** Records for processing **
----

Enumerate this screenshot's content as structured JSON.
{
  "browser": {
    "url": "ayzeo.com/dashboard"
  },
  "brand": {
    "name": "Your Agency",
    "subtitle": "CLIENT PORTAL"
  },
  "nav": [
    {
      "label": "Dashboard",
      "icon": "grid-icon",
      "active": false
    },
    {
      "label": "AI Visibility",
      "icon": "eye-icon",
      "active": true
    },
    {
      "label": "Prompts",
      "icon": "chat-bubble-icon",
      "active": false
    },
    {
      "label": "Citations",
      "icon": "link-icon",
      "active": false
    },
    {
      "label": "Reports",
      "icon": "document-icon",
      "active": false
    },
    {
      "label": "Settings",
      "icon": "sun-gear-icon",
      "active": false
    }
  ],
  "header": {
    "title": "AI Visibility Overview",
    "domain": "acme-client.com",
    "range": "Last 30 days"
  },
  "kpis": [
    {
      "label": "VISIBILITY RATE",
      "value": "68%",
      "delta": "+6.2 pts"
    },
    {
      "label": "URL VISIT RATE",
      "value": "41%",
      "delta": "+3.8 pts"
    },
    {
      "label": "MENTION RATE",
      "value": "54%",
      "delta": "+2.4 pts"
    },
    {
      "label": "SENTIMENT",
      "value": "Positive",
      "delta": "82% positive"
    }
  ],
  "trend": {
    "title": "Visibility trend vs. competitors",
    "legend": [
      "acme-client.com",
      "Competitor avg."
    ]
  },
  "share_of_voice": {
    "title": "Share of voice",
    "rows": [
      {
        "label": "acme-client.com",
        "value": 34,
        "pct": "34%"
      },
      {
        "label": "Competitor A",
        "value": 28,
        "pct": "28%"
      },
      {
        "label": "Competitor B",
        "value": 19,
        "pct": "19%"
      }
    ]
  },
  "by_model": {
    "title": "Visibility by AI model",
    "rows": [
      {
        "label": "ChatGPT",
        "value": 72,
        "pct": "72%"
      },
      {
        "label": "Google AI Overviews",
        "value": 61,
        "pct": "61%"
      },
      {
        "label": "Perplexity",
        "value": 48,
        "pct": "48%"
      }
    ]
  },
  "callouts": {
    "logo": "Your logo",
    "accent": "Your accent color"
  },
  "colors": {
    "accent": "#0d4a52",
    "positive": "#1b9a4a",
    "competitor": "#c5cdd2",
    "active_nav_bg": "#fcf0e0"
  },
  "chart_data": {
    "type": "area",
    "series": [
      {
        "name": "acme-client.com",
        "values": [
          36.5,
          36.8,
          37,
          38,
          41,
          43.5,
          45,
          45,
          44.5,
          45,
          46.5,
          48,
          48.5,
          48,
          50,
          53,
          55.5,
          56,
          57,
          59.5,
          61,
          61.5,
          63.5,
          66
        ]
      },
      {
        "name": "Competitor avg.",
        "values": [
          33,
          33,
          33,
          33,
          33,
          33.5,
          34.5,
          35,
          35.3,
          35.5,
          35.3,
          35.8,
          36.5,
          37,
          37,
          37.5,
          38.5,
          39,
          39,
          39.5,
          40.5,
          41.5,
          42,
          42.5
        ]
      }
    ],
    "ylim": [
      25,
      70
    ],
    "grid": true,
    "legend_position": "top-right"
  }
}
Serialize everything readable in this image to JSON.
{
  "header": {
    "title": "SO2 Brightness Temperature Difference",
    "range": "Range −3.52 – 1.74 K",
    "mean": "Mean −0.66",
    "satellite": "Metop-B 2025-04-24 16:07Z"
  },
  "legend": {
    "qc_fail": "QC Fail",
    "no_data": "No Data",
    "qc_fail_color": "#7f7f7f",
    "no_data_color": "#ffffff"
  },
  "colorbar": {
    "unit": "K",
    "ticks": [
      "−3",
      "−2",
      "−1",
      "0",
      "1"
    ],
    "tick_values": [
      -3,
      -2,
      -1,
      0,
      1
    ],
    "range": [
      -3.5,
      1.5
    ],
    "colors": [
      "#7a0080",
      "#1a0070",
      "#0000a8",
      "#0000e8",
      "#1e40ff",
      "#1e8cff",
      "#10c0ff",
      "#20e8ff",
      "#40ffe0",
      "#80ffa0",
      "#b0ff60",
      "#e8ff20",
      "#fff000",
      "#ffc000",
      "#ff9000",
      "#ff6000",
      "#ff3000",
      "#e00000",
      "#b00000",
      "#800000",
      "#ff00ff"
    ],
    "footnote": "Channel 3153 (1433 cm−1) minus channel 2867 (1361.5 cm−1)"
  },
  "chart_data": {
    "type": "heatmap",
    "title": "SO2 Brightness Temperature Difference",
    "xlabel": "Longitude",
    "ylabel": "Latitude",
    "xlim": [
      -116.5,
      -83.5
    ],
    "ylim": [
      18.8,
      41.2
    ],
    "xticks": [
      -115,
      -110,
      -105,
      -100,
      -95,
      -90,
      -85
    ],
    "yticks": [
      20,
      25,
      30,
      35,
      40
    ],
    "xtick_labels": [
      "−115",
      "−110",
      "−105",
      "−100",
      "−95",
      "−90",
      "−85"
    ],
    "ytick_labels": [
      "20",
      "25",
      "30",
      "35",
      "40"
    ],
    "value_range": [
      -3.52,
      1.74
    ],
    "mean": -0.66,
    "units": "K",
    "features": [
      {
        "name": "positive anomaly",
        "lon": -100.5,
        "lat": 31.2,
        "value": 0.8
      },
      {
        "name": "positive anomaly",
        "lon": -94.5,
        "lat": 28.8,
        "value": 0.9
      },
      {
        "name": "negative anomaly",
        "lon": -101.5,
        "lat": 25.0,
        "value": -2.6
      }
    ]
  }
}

----

** Task directions **
Set down, unchanged, the line that contains "Serialize everything readable" together with every later line in the records, through the last one.

** Output of the task **
Serialize everything readable in this image to JSON.
{
  "header": {
    "title": "SO2 Brightness Temperature Difference",
    "range": "Range −3.52 – 1.74 K",
    "mean": "Mean −0.66",
    "satellite": "Metop-B 2025-04-24 16:07Z"
  },
  "legend": {
    "qc_fail": "QC Fail",
    "no_data": "No Data",
    "qc_fail_color": "#7f7f7f",
    "no_data_color": "#ffffff"
  },
  "colorbar": {
    "unit": "K",
    "ticks": [
      "−3",
      "−2",
      "−1",
      "0",
      "1"
    ],
    "tick_values": [
      -3,
      -2,
      -1,
      0,
      1
    ],
    "range": [
      -3.5,
      1.5
    ],
    "colors": [
      "#7a0080",
      "#1a0070",
      "#0000a8",
      "#0000e8",
      "#1e40ff",
      "#1e8cff",
      "#10c0ff",
      "#20e8ff",
      "#40ffe0",
      "#80ffa0",
      "#b0ff60",
      "#e8ff20",
      "#fff000",
      "#ffc000",
      "#ff9000",
      "#ff6000",
      "#ff3000",
      "#e00000",
      "#b00000",
      "#800000",
      "#ff00ff"
    ],
    "footnote": "Channel 3153 (1433 cm−1) minus channel 2867 (1361.5 cm−1)"
  },
  "chart_data": {
    "type": "heatmap",
    "title": "SO2 Brightness Temperature Difference",
    "xlabel": "Longitude",
    "ylabel": "Latitude",
    "xlim": [
      -116.5,
      -83.5
    ],
    "ylim": [
      18.8,
      41.2
    ],
    "xticks": [
      -115,
      -110,
      -105,
      -100,
      -95,
      -90,
      -85
    ],
    "yticks": [
      20,
      25,
      30,
      35,
      40
    ],
    "xtick_labels": [
      "−115",
      "−110",
      "−105",
      "−100",
      "−95",
      "−90",
      "−85"
    ],
    "ytick_labels": [
      "20",
      "25",
      "30",
      "35",
      "40"
    ],
    "value_range": [
      -3.52,
      1.74
    ],
    "mean": -0.66,
    "units": "K",
    "features": [
      {
        "name": "positive anomaly",
        "lon": -100.5,
        "lat": 31.2,
        "value": 0.8
      },
      {
        "name": "positive anomaly",
        "lon": -94.5,
        "lat": 28.8,
        "value": 0.9
      },
      {
        "name": "negative anomaly",
        "lon": -101.5,
        "lat": 25.0,
        "value": -2.6
      }
    ]
  }
}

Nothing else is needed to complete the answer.